Here are some entries; quote each one exactly.
** START **
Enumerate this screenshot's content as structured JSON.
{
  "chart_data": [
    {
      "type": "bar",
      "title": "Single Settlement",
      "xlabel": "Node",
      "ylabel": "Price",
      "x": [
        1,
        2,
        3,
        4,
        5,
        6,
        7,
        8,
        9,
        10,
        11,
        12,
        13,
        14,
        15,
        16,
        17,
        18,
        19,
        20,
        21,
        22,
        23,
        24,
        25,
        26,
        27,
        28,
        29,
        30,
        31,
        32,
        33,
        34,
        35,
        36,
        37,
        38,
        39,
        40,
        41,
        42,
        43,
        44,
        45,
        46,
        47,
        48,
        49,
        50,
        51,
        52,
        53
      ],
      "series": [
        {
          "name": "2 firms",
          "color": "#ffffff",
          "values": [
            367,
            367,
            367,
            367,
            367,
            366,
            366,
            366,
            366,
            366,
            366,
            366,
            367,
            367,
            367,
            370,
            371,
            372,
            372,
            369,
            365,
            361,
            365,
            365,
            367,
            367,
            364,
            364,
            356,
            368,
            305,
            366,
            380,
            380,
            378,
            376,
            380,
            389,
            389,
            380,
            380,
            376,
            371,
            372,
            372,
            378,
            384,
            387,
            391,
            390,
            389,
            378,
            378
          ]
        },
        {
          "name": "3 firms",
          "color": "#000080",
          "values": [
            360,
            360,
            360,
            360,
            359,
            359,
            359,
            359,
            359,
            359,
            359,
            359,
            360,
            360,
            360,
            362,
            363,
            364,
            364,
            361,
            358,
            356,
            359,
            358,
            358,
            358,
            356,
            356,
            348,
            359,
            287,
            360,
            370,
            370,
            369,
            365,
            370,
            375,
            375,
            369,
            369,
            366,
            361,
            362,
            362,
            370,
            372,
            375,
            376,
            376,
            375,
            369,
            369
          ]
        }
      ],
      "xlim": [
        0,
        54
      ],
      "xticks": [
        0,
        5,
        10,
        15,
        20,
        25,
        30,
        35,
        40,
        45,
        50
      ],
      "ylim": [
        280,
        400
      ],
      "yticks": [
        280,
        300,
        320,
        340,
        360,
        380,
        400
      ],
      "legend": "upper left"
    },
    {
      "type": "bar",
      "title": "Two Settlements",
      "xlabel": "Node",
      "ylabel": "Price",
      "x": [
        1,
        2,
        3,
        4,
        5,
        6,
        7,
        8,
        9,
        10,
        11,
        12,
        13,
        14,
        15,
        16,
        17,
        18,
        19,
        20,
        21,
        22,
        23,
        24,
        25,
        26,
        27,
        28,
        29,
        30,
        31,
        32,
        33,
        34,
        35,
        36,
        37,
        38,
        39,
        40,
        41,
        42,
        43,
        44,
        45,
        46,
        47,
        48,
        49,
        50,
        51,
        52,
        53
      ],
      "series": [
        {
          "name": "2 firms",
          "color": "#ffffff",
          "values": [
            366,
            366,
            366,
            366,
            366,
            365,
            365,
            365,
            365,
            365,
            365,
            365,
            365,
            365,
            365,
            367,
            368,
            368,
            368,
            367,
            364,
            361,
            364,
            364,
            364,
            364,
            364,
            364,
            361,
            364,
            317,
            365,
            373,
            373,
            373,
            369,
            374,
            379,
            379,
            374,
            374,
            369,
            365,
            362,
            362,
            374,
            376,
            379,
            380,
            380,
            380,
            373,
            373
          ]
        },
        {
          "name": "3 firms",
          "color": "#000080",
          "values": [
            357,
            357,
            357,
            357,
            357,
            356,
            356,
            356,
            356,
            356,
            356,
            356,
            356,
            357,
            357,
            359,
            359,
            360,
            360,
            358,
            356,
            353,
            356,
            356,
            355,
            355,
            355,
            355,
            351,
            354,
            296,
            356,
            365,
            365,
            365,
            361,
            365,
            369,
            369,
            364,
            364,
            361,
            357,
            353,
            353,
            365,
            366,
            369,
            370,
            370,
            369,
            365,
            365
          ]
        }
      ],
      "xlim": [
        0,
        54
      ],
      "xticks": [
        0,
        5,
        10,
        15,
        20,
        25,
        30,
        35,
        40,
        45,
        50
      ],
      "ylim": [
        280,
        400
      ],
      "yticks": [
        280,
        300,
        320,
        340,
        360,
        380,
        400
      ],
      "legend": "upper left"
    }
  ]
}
** END **
CORRECT OUTPUT =
Enumerate this screenshot's content as structured JSON.
{
  "chart_data": [
    {
      "type": "bar",
      "title": "Single Settlement",
      "xlabel": "Node",
      "ylabel": "Price",
      "x": [
        1,
        2,
        3,
        4,
        5,
        6,
        7,
        8,
        9,
        10,
        11,
        12,
        13,
        14,
        15,
        16,
        17,
        18,
        19,
        20,
        21,
        22,
        23,
        24,
        25,
        26,
        27,
        28,
        29,
        30,
        31,
        32,
        33,
        34,
        35,
        36,
        37,
        38,
        39,
        40,
        41,
        42,
        43,
        44,
        45,
        46,
        47,
        48,
        49,
        50,
        51,
        52,
        53
      ],
      "series": [
        {
          "name": "2 firms",
          "color": "#ffffff",
          "values": [
            367,
            367,
            367,
            367,
            367,
            366,
            366,
            366,
            366,
            366,
            366,
            366,
            367,
            367,
            367,
            370,
            371,
            372,
            372,
            369,
            365,
            361,
            365,
            365,
            367,
            367,
            364,
            364,
            356,
            368,
            305,
            366,
            380,
            380,
            378,
            376,
            380,
            389,
            389,
            380,
            380,
            376,
            371,
            372,
            372,
            378,
            384,
            387,
            391,
            390,
            389,
            378,
            378
          ]
        },
        {
          "name": "3 firms",
          "color": "#000080",
          "values": [
            360,
            360,
            360,
            360,
            359,
            359,
            359,
            359,
            359,
            359,
            359,
            359,
            360,
            360,
            360,
            362,
            363,
            364,
            364,
            361,
            358,
            356,
            359,
            358,
            358,
            358,
            356,
            356,
            348,
            359,
            287,
            360,
            370,
            370,
            369,
            365,
            370,
            375,
            375,
            369,
            369,
            366,
            361,
            362,
            362,
            370,
            372,
            375,
            376,
            376,
            375,
            369,
            369
          ]
        }
      ],
      "xlim": [
        0,
        54
      ],
      "xticks": [
        0,
        5,
        10,
        15,
        20,
        25,
        30,
        35,
        40,
        45,
        50
      ],
      "ylim": [
        280,
        400
      ],
      "yticks": [
        280,
        300,
        320,
        340,
        360,
        380,
        400
      ],
      "legend": "upper left"
    },
    {
      "type": "bar",
      "title": "Two Settlements",
      "xlabel": "Node",
      "ylabel": "Price",
      "x": [
        1,
        2,
        3,
        4,
        5,
        6,
        7,
        8,
        9,
        10,
        11,
        12,
        13,
        14,
        15,
        16,
        17,
        18,
        19,
        20,
        21,
        22,
        23,
        24,
        25,
        26,
        27,
        28,
        29,
        30,
        31,
        32,
        33,
        34,
        35,
        36,
        37,
        38,
        39,
        40,
        41,
        42,
        43,
        44,
        45,
        46,
        47,
        48,
        49,
        50,
        51,
        52,
        53
      ],
      "series": [
        {
          "name": "2 firms",
          "color": "#ffffff",
          "values": [
            366,
            366,
            366,
            366,
            366,
            365,
            365,
            365,
            365,
            365,
            365,
            365,
            365,
            365,
            365,
            367,
            368,
            368,
            368,
            367,
            364,
            361,
            364,
            364,
            364,
            364,
            364,
            364,
            361,
            364,
            317,
            365,
            373,
            373,
            373,
            369,
            374,
            379,
            379,
            374,
            374,
            369,
            365,
            362,
            362,
            374,
            376,
            379,
            380,
            380,
            380,
            373,
            373
          ]
        },
        {
          "name": "3 firms",
          "color": "#000080",
          "values": [
            357,
            357,
            357,
            357,
            357,
            356,
            356,
            356,
            356,
            356,
            356,
            356,
            356,
            357,
            357,
            359,
            359,
            360,
            360,
            358,
            356,
            353,
            356,
            356,
            355,
            355,
            355,
            355,
            351,
            354,
            296,
            356,
            365,
            365,
            365,
            361,
            365,
            369,
            369,
            364,
            364,
            361,
            357,
            353,
            353,
            365,
            366,
            369,
            370,
            370,
            369,
            365,
            365
          ]
        }
      ],
      "xlim": [
        0,
        54
      ],
      "xticks": [
        0,
        5,
        10,
        15,
        20,
        25,
        30,
        35,
        40,
        45,
        50
      ],
      "ylim": [
        280,
        400
      ],
      "yticks": [
        280,
        300,
        320,
        340,
        360,
        380,
        400
      ],
      "legend": "upper left"
    }
  ]
}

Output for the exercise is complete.